■ **Given request a**
Substitute "television screens" for "TV screens" in the passage on the Conservative campaign, and give it again starting with "It may be an" and going on through "anger and acceptance.".

■ **Extract provided**
It may be an outlier, and the one-point lead is within the margin of error. But that hardly matters. The fact that Rishi Sunak’s party is vying for second place with a Right-wing rival speaks volumes about just how disastrous the Conservative campaign has been so far.

And the Conservatives know the game is up. You can almost see the panic in their eyes every time they appear on our TV screens. From a psychological perspective, they have already conceded; they’ve gone beyond denial and are fast on the way to anger and acceptance.

But this is about more than a single campaign. The Conservatives have been written off before; there were many obituaries written in the aftermath of its 1997 rout at the hands of Tony Blair, when it was reduced to what was then considered a “rump” of just 165 seats – literally half of the number of MPs it began the campaign with.

There will be those at party headquarters, eyeing the polls with a rising sense of panic, who might consider that total as something of a victory this time round. Thirteen years after that defeat, after all, the Tories were back in office, albeit only with the reluctant, gullible aid of the Liberal Democrats.

■ **Given request b**
Extract the entries starting with their first line and going on through the line with "data-point [94,397,96,399]", and reproduce those lines unchanged.

■ **Entries shown**
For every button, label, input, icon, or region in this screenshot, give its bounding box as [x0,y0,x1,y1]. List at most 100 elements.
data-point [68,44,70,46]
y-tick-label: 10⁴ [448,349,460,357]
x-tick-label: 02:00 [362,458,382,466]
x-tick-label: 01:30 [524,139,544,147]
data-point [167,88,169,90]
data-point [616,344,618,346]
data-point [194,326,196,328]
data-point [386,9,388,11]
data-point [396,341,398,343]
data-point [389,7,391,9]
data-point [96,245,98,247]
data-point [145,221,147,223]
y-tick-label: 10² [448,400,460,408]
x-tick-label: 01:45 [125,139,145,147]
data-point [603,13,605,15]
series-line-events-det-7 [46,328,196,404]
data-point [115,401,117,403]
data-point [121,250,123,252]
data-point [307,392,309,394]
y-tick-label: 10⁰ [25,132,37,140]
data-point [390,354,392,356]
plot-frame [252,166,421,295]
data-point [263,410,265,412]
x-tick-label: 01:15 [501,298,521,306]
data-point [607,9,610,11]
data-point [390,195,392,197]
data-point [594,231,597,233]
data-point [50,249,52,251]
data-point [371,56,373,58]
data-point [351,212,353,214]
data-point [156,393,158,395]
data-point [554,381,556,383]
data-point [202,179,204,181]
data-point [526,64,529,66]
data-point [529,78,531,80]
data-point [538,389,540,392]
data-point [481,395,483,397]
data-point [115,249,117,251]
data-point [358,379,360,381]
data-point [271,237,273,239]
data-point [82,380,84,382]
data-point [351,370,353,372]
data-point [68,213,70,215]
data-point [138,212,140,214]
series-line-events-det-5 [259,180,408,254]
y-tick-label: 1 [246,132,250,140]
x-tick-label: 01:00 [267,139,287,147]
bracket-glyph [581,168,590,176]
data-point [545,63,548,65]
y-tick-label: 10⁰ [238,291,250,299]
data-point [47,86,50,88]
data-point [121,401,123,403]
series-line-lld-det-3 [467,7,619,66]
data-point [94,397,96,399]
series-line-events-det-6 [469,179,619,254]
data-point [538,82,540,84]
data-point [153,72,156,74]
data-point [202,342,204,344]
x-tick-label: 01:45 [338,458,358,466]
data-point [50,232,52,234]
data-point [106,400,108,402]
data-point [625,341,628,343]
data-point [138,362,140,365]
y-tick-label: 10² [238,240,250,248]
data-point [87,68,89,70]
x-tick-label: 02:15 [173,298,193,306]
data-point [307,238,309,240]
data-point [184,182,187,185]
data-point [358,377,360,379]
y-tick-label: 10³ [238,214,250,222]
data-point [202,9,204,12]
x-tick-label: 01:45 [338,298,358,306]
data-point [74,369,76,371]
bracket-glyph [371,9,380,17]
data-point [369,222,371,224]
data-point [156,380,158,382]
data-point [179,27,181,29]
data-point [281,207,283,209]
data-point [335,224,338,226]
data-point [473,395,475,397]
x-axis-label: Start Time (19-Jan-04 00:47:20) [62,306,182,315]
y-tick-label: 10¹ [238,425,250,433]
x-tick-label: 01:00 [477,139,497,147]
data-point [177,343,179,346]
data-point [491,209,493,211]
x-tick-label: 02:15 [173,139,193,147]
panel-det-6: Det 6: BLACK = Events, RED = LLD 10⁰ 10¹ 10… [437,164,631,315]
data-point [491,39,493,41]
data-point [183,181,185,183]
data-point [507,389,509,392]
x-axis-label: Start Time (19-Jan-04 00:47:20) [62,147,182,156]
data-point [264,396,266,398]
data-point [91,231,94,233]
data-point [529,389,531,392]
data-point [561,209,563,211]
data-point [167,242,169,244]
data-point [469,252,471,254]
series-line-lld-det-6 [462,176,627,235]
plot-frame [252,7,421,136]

■ **Exercise response a**
It may be an outlier, and the one-point lead is within the margin of error. But that hardly matters. The fact that Rishi Sunak’s party is vying for second place with a Right-wing rival speaks volumes about just how disastrous the Conservative campaign has been so far.

And the Conservatives know the game is up. You can almost see the panic in their eyes every time they appear on our television screens. From a psychological perspective, they have already conceded; they’ve gone beyond denial and are fast on the way to anger and acceptance.

■ **Exercise response b**
For every button, label, input, icon, or region in this screenshot, give its bounding box as [x0,y0,x1,y1]. List at most 100 elements.
data-point [68,44,70,46]
y-tick-label: 10⁴ [448,349,460,357]
x-tick-label: 02:00 [362,458,382,466]
x-tick-label: 01:30 [524,139,544,147]
data-point [167,88,169,90]
data-point [616,344,618,346]
data-point [194,326,196,328]
data-point [386,9,388,11]
data-point [396,341,398,343]
data-point [389,7,391,9]
data-point [96,245,98,247]
data-point [145,221,147,223]
y-tick-label: 10² [448,400,460,408]
x-tick-label: 01:45 [125,139,145,147]
data-point [603,13,605,15]
series-line-events-det-7 [46,328,196,404]
data-point [115,401,117,403]
data-point [121,250,123,252]
data-point [307,392,309,394]
y-tick-label: 10⁰ [25,132,37,140]
data-point [390,354,392,356]
plot-frame [252,166,421,295]
data-point [263,410,265,412]
x-tick-label: 01:15 [501,298,521,306]
data-point [607,9,610,11]
data-point [390,195,392,197]
data-point [594,231,597,233]
data-point [50,249,52,251]
data-point [371,56,373,58]
data-point [351,212,353,214]
data-point [156,393,158,395]
data-point [554,381,556,383]
data-point [202,179,204,181]
data-point [526,64,529,66]
data-point [529,78,531,80]
data-point [538,389,540,392]
data-point [481,395,483,397]
data-point [115,249,117,251]
data-point [358,379,360,381]
data-point [271,237,273,239]
data-point [82,380,84,382]
data-point [351,370,353,372]
data-point [68,213,70,215]
data-point [138,212,140,214]
series-line-events-det-5 [259,180,408,254]
y-tick-label: 1 [246,132,250,140]
x-tick-label: 01:00 [267,139,287,147]
bracket-glyph [581,168,590,176]
data-point [545,63,548,65]
y-tick-label: 10⁰ [238,291,250,299]
data-point [47,86,50,88]
data-point [121,401,123,403]
series-line-lld-det-3 [467,7,619,66]
data-point [94,397,96,399]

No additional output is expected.